▸ Your task: Nothing other than the lines from the one containing "What text is on this page?" through the close of the entries below should be printed, each exactly.

▸ Records from a collection:
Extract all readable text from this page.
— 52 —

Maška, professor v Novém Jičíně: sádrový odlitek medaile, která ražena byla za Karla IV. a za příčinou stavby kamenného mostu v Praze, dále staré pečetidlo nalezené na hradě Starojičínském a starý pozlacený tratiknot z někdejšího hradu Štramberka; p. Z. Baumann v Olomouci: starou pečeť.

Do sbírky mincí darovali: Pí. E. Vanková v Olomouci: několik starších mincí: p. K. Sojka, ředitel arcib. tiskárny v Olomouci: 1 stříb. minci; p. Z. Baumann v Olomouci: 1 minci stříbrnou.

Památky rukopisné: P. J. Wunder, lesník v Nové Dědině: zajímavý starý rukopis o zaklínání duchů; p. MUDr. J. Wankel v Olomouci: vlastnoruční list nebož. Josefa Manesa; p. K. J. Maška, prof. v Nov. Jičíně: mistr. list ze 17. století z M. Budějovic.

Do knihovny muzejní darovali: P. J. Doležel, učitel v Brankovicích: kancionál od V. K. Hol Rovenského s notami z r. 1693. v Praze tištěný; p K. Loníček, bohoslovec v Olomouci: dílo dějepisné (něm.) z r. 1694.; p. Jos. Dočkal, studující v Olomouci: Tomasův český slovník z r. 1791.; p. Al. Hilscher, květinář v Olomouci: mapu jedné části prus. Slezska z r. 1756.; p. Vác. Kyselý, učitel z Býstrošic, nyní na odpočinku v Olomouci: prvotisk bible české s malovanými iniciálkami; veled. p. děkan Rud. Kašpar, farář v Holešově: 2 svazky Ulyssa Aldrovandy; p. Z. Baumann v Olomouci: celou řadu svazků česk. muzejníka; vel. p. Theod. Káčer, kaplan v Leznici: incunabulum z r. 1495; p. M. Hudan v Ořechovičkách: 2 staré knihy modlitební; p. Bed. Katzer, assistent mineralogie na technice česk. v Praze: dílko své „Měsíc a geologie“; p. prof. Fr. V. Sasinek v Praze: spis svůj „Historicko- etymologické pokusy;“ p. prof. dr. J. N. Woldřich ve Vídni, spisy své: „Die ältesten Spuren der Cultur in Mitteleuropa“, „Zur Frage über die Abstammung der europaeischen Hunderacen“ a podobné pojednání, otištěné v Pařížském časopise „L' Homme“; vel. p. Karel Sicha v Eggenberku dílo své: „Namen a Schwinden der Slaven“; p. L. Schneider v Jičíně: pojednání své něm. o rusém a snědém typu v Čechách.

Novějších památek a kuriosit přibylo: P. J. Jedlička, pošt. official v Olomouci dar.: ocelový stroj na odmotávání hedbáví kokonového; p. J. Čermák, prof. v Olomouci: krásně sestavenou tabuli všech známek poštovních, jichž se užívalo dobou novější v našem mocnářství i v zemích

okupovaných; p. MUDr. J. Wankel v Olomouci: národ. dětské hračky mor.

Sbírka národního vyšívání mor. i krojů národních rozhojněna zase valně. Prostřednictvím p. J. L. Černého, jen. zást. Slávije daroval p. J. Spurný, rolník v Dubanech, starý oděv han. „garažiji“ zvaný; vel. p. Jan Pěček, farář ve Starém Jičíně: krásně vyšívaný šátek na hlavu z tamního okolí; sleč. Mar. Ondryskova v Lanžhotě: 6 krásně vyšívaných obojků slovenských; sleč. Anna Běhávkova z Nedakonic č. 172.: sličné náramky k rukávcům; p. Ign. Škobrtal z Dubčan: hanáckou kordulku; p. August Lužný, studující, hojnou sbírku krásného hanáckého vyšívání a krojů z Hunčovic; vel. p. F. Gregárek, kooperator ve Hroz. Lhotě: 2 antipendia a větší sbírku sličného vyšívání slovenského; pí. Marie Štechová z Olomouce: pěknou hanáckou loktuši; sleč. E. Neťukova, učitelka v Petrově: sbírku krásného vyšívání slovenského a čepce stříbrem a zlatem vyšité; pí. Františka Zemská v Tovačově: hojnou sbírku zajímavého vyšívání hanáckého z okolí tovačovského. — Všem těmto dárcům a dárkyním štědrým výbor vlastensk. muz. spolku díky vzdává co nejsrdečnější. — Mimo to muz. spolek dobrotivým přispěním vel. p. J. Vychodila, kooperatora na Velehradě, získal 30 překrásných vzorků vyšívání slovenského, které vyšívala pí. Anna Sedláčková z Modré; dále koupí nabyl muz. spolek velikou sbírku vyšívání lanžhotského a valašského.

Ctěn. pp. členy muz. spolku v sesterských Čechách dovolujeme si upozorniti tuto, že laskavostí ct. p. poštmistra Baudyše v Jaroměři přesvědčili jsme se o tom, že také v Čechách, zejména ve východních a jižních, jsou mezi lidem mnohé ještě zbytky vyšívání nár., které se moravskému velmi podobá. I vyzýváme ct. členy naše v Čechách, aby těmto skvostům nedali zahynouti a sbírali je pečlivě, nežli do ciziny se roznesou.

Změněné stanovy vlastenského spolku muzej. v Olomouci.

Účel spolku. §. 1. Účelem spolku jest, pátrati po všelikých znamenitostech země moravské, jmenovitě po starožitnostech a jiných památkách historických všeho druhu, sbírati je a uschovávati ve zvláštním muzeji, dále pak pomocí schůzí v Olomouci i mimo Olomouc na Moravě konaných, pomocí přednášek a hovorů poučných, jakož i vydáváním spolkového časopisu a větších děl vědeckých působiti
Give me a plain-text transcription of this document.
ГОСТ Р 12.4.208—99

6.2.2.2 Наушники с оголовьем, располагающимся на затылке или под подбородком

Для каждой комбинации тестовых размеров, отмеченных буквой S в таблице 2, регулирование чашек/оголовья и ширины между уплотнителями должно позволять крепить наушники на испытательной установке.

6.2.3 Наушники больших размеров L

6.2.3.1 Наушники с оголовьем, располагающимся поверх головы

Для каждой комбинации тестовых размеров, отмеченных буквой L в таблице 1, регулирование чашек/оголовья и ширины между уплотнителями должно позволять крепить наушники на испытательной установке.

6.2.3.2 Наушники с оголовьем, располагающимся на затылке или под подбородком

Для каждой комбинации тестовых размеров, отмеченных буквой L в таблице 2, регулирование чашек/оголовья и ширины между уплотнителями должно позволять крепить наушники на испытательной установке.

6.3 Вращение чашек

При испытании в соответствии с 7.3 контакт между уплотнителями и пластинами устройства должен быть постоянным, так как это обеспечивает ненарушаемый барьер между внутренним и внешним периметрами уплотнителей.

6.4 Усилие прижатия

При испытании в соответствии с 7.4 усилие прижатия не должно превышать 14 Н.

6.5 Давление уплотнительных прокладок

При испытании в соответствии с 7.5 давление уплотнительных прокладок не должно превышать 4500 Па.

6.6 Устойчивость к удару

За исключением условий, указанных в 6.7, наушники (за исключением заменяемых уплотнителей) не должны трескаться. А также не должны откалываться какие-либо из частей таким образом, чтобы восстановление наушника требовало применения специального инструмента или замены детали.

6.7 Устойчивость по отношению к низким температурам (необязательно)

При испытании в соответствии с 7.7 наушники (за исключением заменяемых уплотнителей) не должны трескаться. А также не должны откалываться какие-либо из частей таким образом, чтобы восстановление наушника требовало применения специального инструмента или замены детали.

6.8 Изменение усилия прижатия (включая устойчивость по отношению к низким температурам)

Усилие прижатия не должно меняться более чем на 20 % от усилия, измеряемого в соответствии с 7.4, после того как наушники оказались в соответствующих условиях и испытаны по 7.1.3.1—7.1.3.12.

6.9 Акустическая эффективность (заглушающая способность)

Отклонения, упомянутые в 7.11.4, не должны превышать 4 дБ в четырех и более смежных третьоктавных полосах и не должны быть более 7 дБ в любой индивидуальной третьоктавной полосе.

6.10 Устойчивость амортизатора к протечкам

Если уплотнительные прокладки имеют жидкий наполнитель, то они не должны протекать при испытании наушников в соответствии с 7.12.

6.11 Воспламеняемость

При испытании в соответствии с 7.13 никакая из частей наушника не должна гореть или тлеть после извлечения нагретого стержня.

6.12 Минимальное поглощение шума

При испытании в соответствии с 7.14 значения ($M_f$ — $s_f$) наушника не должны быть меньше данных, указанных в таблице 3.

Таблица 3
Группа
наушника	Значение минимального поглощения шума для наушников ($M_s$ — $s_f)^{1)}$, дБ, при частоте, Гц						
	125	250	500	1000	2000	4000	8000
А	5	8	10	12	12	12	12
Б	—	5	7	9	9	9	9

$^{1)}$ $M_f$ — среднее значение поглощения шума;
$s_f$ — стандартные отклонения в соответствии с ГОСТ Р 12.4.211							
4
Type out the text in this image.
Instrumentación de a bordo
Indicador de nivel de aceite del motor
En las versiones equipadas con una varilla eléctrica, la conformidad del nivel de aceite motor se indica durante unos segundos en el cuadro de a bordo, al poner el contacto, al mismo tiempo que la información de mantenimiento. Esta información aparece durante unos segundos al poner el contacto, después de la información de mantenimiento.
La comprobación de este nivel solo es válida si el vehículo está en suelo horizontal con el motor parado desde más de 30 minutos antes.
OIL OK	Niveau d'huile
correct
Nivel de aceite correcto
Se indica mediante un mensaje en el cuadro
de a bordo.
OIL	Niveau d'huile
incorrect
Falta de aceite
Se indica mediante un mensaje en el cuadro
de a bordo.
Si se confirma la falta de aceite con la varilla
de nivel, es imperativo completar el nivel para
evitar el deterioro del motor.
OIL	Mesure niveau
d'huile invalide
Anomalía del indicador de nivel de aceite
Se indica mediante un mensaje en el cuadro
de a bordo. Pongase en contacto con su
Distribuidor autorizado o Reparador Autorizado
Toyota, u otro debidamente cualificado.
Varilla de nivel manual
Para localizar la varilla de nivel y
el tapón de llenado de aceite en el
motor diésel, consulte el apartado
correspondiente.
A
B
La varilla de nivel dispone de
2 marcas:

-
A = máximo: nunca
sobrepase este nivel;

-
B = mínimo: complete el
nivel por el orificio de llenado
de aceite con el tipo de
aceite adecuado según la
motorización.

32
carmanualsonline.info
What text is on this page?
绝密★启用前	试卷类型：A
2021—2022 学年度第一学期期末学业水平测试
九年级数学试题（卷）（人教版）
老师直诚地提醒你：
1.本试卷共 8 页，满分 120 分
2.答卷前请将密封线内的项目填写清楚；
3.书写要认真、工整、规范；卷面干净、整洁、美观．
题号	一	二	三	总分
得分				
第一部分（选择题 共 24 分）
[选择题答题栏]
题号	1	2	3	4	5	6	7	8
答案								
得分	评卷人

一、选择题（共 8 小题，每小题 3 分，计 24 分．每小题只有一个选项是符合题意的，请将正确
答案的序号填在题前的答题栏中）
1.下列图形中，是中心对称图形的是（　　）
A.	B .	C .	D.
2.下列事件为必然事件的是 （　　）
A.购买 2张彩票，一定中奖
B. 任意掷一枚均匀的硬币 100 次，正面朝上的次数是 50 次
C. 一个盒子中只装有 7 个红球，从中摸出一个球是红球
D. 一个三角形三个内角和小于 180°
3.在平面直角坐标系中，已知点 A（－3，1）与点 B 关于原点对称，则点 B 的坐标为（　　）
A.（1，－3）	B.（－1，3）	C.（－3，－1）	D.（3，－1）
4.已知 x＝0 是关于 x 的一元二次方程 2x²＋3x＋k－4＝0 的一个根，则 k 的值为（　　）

▸ Full answer:
What text is on this page?
绝密★启用前	试卷类型：A
2021—2022 学年度第一学期期末学业水平测试
九年级数学试题（卷）（人教版）
老师直诚地提醒你：
1.本试卷共 8 页，满分 120 分
2.答卷前请将密封线内的项目填写清楚；
3.书写要认真、工整、规范；卷面干净、整洁、美观．
题号	一	二	三	总分
得分				
第一部分（选择题 共 24 分）
[选择题答题栏]
题号	1	2	3	4	5	6	7	8
答案								
得分	评卷人

一、选择题（共 8 小题，每小题 3 分，计 24 分．每小题只有一个选项是符合题意的，请将正确
答案的序号填在题前的答题栏中）
1.下列图形中，是中心对称图形的是（　　）
A.	B .	C .	D.
2.下列事件为必然事件的是 （　　）
A.购买 2张彩票，一定中奖
B. 任意掷一枚均匀的硬币 100 次，正面朝上的次数是 50 次
C. 一个盒子中只装有 7 个红球，从中摸出一个球是红球
D. 一个三角形三个内角和小于 180°
3.在平面直角坐标系中，已知点 A（－3，1）与点 B 关于原点对称，则点 B 的坐标为（　　）
A.（1，－3）	B.（－1，3）	C.（－3，－1）	D.（3，－1）
4.已知 x＝0 是关于 x 的一元二次方程 2x²＋3x＋k－4＝0 的一个根，则 k 的值为（　　）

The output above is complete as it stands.